**Items from a dataset:**
================================

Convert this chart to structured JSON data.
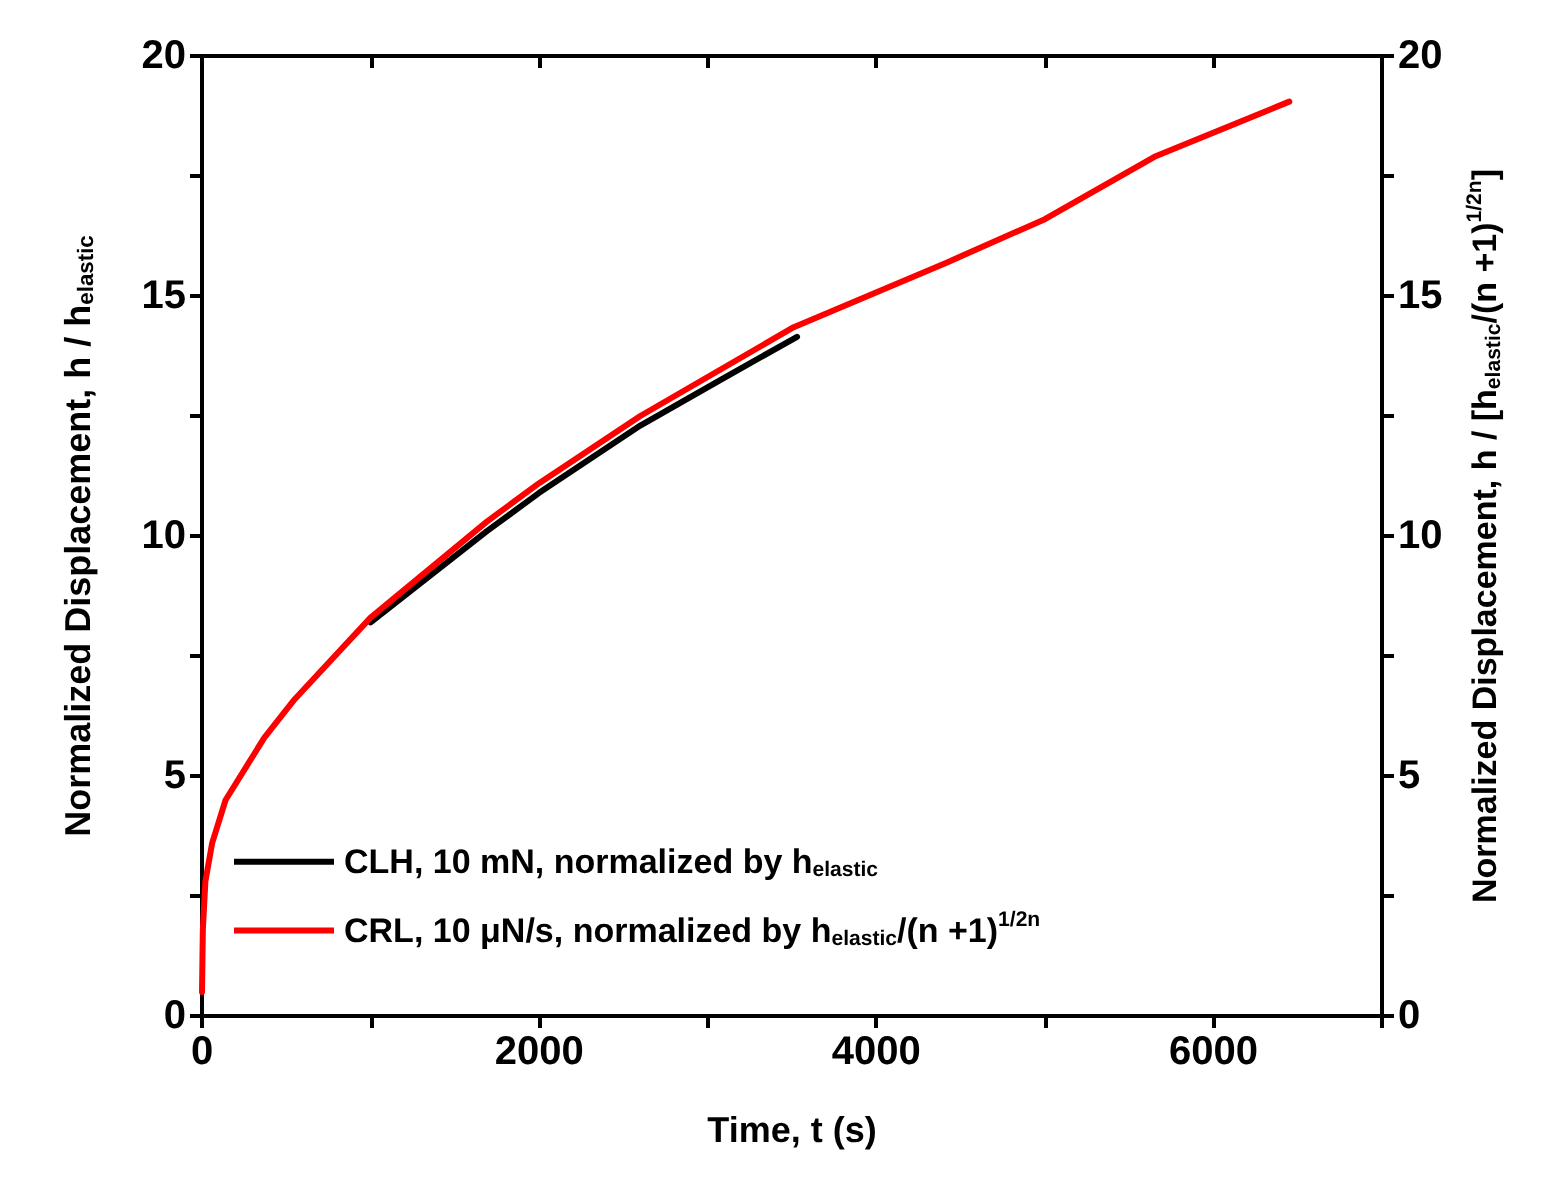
{
  "chart_data": {
    "type": "line",
    "xlabel": "Time, t (s)",
    "ylabel": "Normalized Displacement, h / h$_{elastic}$",
    "y2label": "Normalized Displacement, h / [h$_{elastic}$/(n +1)$^{1/2n}$]",
    "xlim": [
      0,
      7000
    ],
    "xticks": [
      0,
      {
        "value": 1000,
        "label": null
      },
      2000,
      {
        "value": 3000,
        "label": null
      },
      4000,
      {
        "value": 5000,
        "label": null
      },
      6000,
      {
        "value": 7000,
        "label": null
      }
    ],
    "ylim": [
      0,
      20
    ],
    "yticks": [
      0,
      {
        "value": 2.5,
        "label": null
      },
      5,
      {
        "value": 7.5,
        "label": null
      },
      10,
      {
        "value": 12.5,
        "label": null
      },
      15,
      {
        "value": 17.5,
        "label": null
      },
      20
    ],
    "y2lim": [
      0,
      20
    ],
    "y2ticks": [
      0,
      {
        "value": 2.5,
        "label": null
      },
      5,
      {
        "value": 7.5,
        "label": null
      },
      10,
      {
        "value": 12.5,
        "label": null
      },
      15,
      {
        "value": 17.5,
        "label": null
      },
      20
    ],
    "grid": false,
    "legend": "bottom left",
    "marker": "none",
    "line_style": "solid",
    "series": [
      {
        "name": "CLH, 10 mN, normalized by h$_{elastic}$",
        "color": "#000000",
        "x": [
          1000,
          1690,
          2000,
          2600,
          3100,
          3530
        ],
        "values": [
          8.2,
          10.1,
          10.9,
          12.3,
          13.3,
          14.15
        ]
      },
      {
        "name": "CRL, 10 μN/s, normalized by h$_{elastic}$/(n +1)$^{1/2n}$",
        "color": "#ff0000",
        "x": [
          0,
          5,
          20,
          60,
          140,
          370,
          550,
          1000,
          1690,
          2000,
          2600,
          3510,
          4420,
          5000,
          5650,
          6450
        ],
        "values": [
          0.5,
          1.8,
          2.8,
          3.6,
          4.5,
          5.8,
          6.6,
          8.3,
          10.3,
          11.1,
          12.5,
          14.35,
          15.7,
          16.6,
          17.9,
          19.05
        ]
      }
    ]
  }
}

================================

**INSTRUCTIONS FOR THE TASK:**
Pull out every line in the material above where "Displacement" occurs.

**RESPONSE TO THIS TASK:**
    "ylabel": "Normalized Displacement, h / h$_{elastic}$",
    "y2label": "Normalized Displacement, h / [h$_{elastic}$/(n +1)$^{1/2n}$]",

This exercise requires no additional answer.